EXERCISE PROMPT: Convert each of the items below into a JSON list of strings, with one string for each line and blank lines omitted.

WORKING DATA:
________________

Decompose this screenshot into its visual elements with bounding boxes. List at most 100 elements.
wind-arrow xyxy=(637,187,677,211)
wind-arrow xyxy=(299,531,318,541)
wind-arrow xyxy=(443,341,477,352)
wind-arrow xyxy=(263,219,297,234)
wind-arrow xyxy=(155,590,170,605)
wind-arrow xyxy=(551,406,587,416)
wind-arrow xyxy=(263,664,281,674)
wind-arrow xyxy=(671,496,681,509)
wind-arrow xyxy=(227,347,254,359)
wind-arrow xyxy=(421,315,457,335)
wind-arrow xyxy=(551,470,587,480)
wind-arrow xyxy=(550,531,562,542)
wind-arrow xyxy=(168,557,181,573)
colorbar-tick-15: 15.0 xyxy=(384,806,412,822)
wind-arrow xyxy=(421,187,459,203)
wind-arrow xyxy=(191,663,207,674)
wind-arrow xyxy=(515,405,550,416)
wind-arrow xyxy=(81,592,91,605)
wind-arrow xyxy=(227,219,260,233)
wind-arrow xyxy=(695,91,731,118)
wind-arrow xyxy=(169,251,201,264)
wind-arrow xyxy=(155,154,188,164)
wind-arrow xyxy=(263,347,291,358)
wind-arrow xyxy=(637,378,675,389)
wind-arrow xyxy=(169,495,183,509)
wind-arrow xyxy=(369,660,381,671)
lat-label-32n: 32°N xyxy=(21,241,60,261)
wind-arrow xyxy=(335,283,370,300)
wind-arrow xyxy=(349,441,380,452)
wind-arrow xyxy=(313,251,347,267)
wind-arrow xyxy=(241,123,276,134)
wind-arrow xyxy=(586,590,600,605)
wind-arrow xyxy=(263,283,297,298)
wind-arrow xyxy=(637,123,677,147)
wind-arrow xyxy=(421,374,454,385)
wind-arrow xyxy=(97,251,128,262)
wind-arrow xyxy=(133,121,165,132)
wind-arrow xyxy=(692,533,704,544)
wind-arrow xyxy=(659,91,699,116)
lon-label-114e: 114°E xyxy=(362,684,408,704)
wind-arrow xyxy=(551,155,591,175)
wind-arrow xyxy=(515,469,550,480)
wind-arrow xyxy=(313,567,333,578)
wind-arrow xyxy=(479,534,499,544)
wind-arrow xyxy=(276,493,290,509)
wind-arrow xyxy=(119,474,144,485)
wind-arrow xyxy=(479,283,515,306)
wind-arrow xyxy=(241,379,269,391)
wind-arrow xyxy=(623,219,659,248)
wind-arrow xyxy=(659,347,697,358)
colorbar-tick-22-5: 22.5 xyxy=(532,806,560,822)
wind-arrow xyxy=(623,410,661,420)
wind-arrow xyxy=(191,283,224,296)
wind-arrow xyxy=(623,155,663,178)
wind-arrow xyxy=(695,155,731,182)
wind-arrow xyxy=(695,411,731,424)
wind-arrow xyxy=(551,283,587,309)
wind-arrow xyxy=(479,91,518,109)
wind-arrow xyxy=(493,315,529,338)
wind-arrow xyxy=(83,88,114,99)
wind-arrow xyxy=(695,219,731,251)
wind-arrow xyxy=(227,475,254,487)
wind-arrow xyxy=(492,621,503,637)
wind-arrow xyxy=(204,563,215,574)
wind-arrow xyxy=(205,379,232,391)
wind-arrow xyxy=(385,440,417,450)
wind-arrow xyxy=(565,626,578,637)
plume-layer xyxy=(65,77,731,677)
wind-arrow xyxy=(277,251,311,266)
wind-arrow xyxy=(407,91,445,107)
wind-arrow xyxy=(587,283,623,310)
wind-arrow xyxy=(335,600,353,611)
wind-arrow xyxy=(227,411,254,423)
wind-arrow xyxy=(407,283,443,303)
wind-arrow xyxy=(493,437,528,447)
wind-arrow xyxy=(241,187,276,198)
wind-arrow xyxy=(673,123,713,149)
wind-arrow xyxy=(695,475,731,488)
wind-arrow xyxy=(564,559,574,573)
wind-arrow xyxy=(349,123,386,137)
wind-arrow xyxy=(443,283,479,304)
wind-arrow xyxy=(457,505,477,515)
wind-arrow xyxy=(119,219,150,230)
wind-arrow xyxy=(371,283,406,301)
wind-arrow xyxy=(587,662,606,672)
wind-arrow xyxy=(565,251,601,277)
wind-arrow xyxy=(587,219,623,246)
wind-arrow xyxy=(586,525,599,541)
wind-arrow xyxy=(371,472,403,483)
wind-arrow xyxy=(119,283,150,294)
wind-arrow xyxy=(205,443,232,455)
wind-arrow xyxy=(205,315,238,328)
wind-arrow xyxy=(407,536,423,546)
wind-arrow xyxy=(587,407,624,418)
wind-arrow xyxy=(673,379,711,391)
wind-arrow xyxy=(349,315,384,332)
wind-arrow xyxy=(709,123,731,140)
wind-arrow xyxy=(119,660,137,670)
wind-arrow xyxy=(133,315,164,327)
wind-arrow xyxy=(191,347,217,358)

________________

OUTPUT:
[
  "Decompose this screenshot into its visual elements with bounding boxes. List at most 100 elements.",
  "wind-arrow xyxy=(637,187,677,211)",
  "wind-arrow xyxy=(299,531,318,541)",
  "wind-arrow xyxy=(443,341,477,352)",
  "wind-arrow xyxy=(263,219,297,234)",
  "wind-arrow xyxy=(155,590,170,605)",
  "wind-arrow xyxy=(551,406,587,416)",
  "wind-arrow xyxy=(263,664,281,674)",
  "wind-arrow xyxy=(671,496,681,509)",
  "wind-arrow xyxy=(227,347,254,359)",
  "wind-arrow xyxy=(421,315,457,335)",
  "wind-arrow xyxy=(551,470,587,480)",
  "wind-arrow xyxy=(550,531,562,542)",
  "wind-arrow xyxy=(168,557,181,573)",
  "colorbar-tick-15: 15.0 xyxy=(384,806,412,822)",
  "wind-arrow xyxy=(421,187,459,203)",
  "wind-arrow xyxy=(191,663,207,674)",
  "wind-arrow xyxy=(515,405,550,416)",
  "wind-arrow xyxy=(81,592,91,605)",
  "wind-arrow xyxy=(227,219,260,233)",
  "wind-arrow xyxy=(695,91,731,118)",
  "wind-arrow xyxy=(169,251,201,264)",
  "wind-arrow xyxy=(155,154,188,164)",
  "wind-arrow xyxy=(263,347,291,358)",
  "wind-arrow xyxy=(637,378,675,389)",
  "wind-arrow xyxy=(169,495,183,509)",
  "wind-arrow xyxy=(369,660,381,671)",
  "lat-label-32n: 32°N xyxy=(21,241,60,261)",
  "wind-arrow xyxy=(335,283,370,300)",
  "wind-arrow xyxy=(349,441,380,452)",
  "wind-arrow xyxy=(313,251,347,267)",
  "wind-arrow xyxy=(241,123,276,134)",
  "wind-arrow xyxy=(586,590,600,605)",
  "wind-arrow xyxy=(263,283,297,298)",
  "wind-arrow xyxy=(637,123,677,147)",
  "wind-arrow xyxy=(421,374,454,385)",
  "wind-arrow xyxy=(97,251,128,262)",
  "wind-arrow xyxy=(133,121,165,132)",
  "wind-arrow xyxy=(692,533,704,544)",
  "wind-arrow xyxy=(659,91,699,116)",
  "lon-label-114e: 114°E xyxy=(362,684,408,704)",
  "wind-arrow xyxy=(551,155,591,175)",
  "wind-arrow xyxy=(515,469,550,480)",
  "wind-arrow xyxy=(313,567,333,578)",
  "wind-arrow xyxy=(479,534,499,544)",
  "wind-arrow xyxy=(276,493,290,509)",
  "wind-arrow xyxy=(119,474,144,485)",
  "wind-arrow xyxy=(479,283,515,306)",
  "wind-arrow xyxy=(241,379,269,391)",
  "wind-arrow xyxy=(623,219,659,248)",
  "wind-arrow xyxy=(659,347,697,358)",
  "colorbar-tick-22-5: 22.5 xyxy=(532,806,560,822)",
  "wind-arrow xyxy=(623,410,661,420)",
  "wind-arrow xyxy=(191,283,224,296)",
  "wind-arrow xyxy=(623,155,663,178)",
  "wind-arrow xyxy=(695,155,731,182)",
  "wind-arrow xyxy=(695,411,731,424)",
  "wind-arrow xyxy=(551,283,587,309)",
  "wind-arrow xyxy=(479,91,518,109)",
  "wind-arrow xyxy=(493,315,529,338)",
  "wind-arrow xyxy=(83,88,114,99)",
  "wind-arrow xyxy=(695,219,731,251)",
  "wind-arrow xyxy=(227,475,254,487)",
  "wind-arrow xyxy=(492,621,503,637)",
  "wind-arrow xyxy=(204,563,215,574)",
  "wind-arrow xyxy=(205,379,232,391)",
  "wind-arrow xyxy=(385,440,417,450)",
  "wind-arrow xyxy=(565,626,578,637)",
  "plume-layer xyxy=(65,77,731,677)",
  "wind-arrow xyxy=(277,251,311,266)",
  "wind-arrow xyxy=(407,91,445,107)",
  "wind-arrow xyxy=(587,283,623,310)",
  "wind-arrow xyxy=(335,600,353,611)",
  "wind-arrow xyxy=(227,411,254,423)",
  "wind-arrow xyxy=(407,283,443,303)",
  "wind-arrow xyxy=(493,437,528,447)",
  "wind-arrow xyxy=(241,187,276,198)",
  "wind-arrow xyxy=(673,123,713,149)",
  "wind-arrow xyxy=(695,475,731,488)",
  "wind-arrow xyxy=(564,559,574,573)",
  "wind-arrow xyxy=(349,123,386,137)",
  "wind-arrow xyxy=(443,283,479,304)",
  "wind-arrow xyxy=(457,505,477,515)",
  "wind-arrow xyxy=(119,219,150,230)",
  "wind-arrow xyxy=(371,283,406,301)",
  "wind-arrow xyxy=(587,662,606,672)",
  "wind-arrow xyxy=(565,251,601,277)",
  "wind-arrow xyxy=(587,219,623,246)",
  "wind-arrow xyxy=(586,525,599,541)",
  "wind-arrow xyxy=(371,472,403,483)",
  "wind-arrow xyxy=(119,283,150,294)",
  "wind-arrow xyxy=(205,443,232,455)",
  "wind-arrow xyxy=(205,315,238,328)",
  "wind-arrow xyxy=(407,536,423,546)",
  "wind-arrow xyxy=(587,407,624,418)",
  "wind-arrow xyxy=(673,379,711,391)",
  "wind-arrow xyxy=(349,315,384,332)",
  "wind-arrow xyxy=(709,123,731,140)",
  "wind-arrow xyxy=(119,660,137,670)",
  "wind-arrow xyxy=(133,315,164,327)",
  "wind-arrow xyxy=(191,347,217,358)"
]